• **EXERCISE DESCRIPTION**
Give the material again in full, matching it exactly.

── INPUT ROWS

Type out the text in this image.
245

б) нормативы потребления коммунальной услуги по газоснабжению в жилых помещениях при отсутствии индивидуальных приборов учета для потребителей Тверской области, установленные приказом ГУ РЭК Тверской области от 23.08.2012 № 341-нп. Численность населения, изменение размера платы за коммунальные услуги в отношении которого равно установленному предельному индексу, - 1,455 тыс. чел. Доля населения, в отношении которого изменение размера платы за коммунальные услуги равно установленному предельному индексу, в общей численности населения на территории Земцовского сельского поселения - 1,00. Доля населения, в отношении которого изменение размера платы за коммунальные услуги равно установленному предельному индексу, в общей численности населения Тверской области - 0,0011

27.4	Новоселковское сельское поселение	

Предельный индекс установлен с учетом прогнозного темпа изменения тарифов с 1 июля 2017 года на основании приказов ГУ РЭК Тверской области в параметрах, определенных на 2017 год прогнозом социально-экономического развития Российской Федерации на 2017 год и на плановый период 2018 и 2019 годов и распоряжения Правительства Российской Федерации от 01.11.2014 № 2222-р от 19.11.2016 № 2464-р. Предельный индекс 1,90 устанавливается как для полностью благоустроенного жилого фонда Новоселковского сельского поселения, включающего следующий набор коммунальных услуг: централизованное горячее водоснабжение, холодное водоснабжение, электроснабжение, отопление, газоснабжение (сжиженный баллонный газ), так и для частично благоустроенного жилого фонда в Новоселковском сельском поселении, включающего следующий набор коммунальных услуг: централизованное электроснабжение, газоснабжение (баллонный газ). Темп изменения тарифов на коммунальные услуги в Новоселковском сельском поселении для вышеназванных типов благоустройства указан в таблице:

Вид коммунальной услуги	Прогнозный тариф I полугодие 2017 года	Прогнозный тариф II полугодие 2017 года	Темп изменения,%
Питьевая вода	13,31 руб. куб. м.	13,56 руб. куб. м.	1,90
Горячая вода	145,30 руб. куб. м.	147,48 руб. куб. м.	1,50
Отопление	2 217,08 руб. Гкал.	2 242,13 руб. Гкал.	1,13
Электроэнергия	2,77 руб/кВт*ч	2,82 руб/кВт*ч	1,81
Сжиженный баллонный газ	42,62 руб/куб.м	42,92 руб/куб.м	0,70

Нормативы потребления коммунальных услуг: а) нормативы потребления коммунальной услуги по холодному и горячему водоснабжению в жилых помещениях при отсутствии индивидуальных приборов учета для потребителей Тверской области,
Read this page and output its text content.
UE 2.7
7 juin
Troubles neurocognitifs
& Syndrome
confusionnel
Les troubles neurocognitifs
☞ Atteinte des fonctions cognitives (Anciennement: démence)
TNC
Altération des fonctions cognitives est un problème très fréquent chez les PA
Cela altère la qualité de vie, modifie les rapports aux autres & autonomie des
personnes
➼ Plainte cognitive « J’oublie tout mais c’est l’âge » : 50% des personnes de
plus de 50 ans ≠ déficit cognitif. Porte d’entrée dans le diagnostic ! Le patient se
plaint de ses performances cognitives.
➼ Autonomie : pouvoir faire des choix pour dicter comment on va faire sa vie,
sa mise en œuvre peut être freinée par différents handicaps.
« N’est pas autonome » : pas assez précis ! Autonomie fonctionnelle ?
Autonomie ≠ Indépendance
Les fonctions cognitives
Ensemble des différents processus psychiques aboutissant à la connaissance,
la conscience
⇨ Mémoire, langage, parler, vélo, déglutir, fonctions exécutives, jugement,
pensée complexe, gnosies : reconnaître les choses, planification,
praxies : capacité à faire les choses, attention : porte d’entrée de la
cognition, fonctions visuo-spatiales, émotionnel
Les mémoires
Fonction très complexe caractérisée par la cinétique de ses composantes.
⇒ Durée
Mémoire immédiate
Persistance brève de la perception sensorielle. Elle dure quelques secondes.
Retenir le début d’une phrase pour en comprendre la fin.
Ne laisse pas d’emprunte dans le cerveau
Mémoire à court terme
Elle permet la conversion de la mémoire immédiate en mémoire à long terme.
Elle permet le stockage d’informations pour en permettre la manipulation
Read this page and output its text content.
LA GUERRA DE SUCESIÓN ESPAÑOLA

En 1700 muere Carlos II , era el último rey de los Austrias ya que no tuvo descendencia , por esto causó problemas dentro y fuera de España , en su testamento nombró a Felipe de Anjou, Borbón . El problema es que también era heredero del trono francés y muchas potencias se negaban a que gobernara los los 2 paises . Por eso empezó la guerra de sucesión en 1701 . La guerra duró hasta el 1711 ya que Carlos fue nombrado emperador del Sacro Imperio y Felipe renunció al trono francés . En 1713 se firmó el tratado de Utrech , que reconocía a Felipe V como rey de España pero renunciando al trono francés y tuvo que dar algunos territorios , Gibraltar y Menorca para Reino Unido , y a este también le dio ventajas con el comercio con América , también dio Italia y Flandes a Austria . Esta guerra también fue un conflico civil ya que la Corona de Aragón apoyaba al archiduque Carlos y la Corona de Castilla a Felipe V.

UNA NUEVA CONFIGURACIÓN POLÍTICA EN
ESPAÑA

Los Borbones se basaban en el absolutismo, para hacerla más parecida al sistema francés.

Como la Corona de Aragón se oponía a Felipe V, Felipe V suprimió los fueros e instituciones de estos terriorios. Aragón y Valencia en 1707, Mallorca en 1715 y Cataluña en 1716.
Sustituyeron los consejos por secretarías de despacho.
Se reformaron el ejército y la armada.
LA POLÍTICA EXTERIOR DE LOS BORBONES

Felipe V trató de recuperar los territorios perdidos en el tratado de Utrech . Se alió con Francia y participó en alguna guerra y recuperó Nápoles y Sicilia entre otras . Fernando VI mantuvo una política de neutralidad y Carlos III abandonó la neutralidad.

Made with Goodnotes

────

• **RESULT OF THIS EXERCISE**
Type out the text in this image.
245

б) нормативы потребления коммунальной услуги по газоснабжению в жилых помещениях при отсутствии индивидуальных приборов учета для потребителей Тверской области, установленные приказом ГУ РЭК Тверской области от 23.08.2012 № 341-нп. Численность населения, изменение размера платы за коммунальные услуги в отношении которого равно установленному предельному индексу, - 1,455 тыс. чел. Доля населения, в отношении которого изменение размера платы за коммунальные услуги равно установленному предельному индексу, в общей численности населения на территории Земцовского сельского поселения - 1,00. Доля населения, в отношении которого изменение размера платы за коммунальные услуги равно установленному предельному индексу, в общей численности населения Тверской области - 0,0011

27.4	Новоселковское сельское поселение	

Предельный индекс установлен с учетом прогнозного темпа изменения тарифов с 1 июля 2017 года на основании приказов ГУ РЭК Тверской области в параметрах, определенных на 2017 год прогнозом социально-экономического развития Российской Федерации на 2017 год и на плановый период 2018 и 2019 годов и распоряжения Правительства Российской Федерации от 01.11.2014 № 2222-р от 19.11.2016 № 2464-р. Предельный индекс 1,90 устанавливается как для полностью благоустроенного жилого фонда Новоселковского сельского поселения, включающего следующий набор коммунальных услуг: централизованное горячее водоснабжение, холодное водоснабжение, электроснабжение, отопление, газоснабжение (сжиженный баллонный газ), так и для частично благоустроенного жилого фонда в Новоселковском сельском поселении, включающего следующий набор коммунальных услуг: централизованное электроснабжение, газоснабжение (баллонный газ). Темп изменения тарифов на коммунальные услуги в Новоселковском сельском поселении для вышеназванных типов благоустройства указан в таблице:

Вид коммунальной услуги	Прогнозный тариф I полугодие 2017 года	Прогнозный тариф II полугодие 2017 года	Темп изменения,%
Питьевая вода	13,31 руб. куб. м.	13,56 руб. куб. м.	1,90
Горячая вода	145,30 руб. куб. м.	147,48 руб. куб. м.	1,50
Отопление	2 217,08 руб. Гкал.	2 242,13 руб. Гкал.	1,13
Электроэнергия	2,77 руб/кВт*ч	2,82 руб/кВт*ч	1,81
Сжиженный баллонный газ	42,62 руб/куб.м	42,92 руб/куб.м	0,70

Нормативы потребления коммунальных услуг: а) нормативы потребления коммунальной услуги по холодному и горячему водоснабжению в жилых помещениях при отсутствии индивидуальных приборов учета для потребителей Тверской области,
Read this page and output its text content.
UE 2.7
7 juin
Troubles neurocognitifs
& Syndrome
confusionnel
Les troubles neurocognitifs
☞ Atteinte des fonctions cognitives (Anciennement: démence)
TNC
Altération des fonctions cognitives est un problème très fréquent chez les PA
Cela altère la qualité de vie, modifie les rapports aux autres & autonomie des
personnes
➼ Plainte cognitive « J’oublie tout mais c’est l’âge » : 50% des personnes de
plus de 50 ans ≠ déficit cognitif. Porte d’entrée dans le diagnostic ! Le patient se
plaint de ses performances cognitives.
➼ Autonomie : pouvoir faire des choix pour dicter comment on va faire sa vie,
sa mise en œuvre peut être freinée par différents handicaps.
« N’est pas autonome » : pas assez précis ! Autonomie fonctionnelle ?
Autonomie ≠ Indépendance
Les fonctions cognitives
Ensemble des différents processus psychiques aboutissant à la connaissance,
la conscience
⇨ Mémoire, langage, parler, vélo, déglutir, fonctions exécutives, jugement,
pensée complexe, gnosies : reconnaître les choses, planification,
praxies : capacité à faire les choses, attention : porte d’entrée de la
cognition, fonctions visuo-spatiales, émotionnel
Les mémoires
Fonction très complexe caractérisée par la cinétique de ses composantes.
⇒ Durée
Mémoire immédiate
Persistance brève de la perception sensorielle. Elle dure quelques secondes.
Retenir le début d’une phrase pour en comprendre la fin.
Ne laisse pas d’emprunte dans le cerveau
Mémoire à court terme
Elle permet la conversion de la mémoire immédiate en mémoire à long terme.
Elle permet le stockage d’informations pour en permettre la manipulation
Read this page and output its text content.
LA GUERRA DE SUCESIÓN ESPAÑOLA

En 1700 muere Carlos II , era el último rey de los Austrias ya que no tuvo descendencia , por esto causó problemas dentro y fuera de España , en su testamento nombró a Felipe de Anjou, Borbón . El problema es que también era heredero del trono francés y muchas potencias se negaban a que gobernara los los 2 paises . Por eso empezó la guerra de sucesión en 1701 . La guerra duró hasta el 1711 ya que Carlos fue nombrado emperador del Sacro Imperio y Felipe renunció al trono francés . En 1713 se firmó el tratado de Utrech , que reconocía a Felipe V como rey de España pero renunciando al trono francés y tuvo que dar algunos territorios , Gibraltar y Menorca para Reino Unido , y a este también le dio ventajas con el comercio con América , también dio Italia y Flandes a Austria . Esta guerra también fue un conflico civil ya que la Corona de Aragón apoyaba al archiduque Carlos y la Corona de Castilla a Felipe V.

UNA NUEVA CONFIGURACIÓN POLÍTICA EN
ESPAÑA

Los Borbones se basaban en el absolutismo, para hacerla más parecida al sistema francés.

Como la Corona de Aragón se oponía a Felipe V, Felipe V suprimió los fueros e instituciones de estos terriorios. Aragón y Valencia en 1707, Mallorca en 1715 y Cataluña en 1716.
Sustituyeron los consejos por secretarías de despacho.
Se reformaron el ejército y la armada.
LA POLÍTICA EXTERIOR DE LOS BORBONES

Felipe V trató de recuperar los territorios perdidos en el tratado de Utrech . Se alió con Francia y participó en alguna guerra y recuperó Nápoles y Sicilia entre otras . Fernando VI mantuvo una política de neutralidad y Carlos III abandonó la neutralidad.

Made with Goodnotes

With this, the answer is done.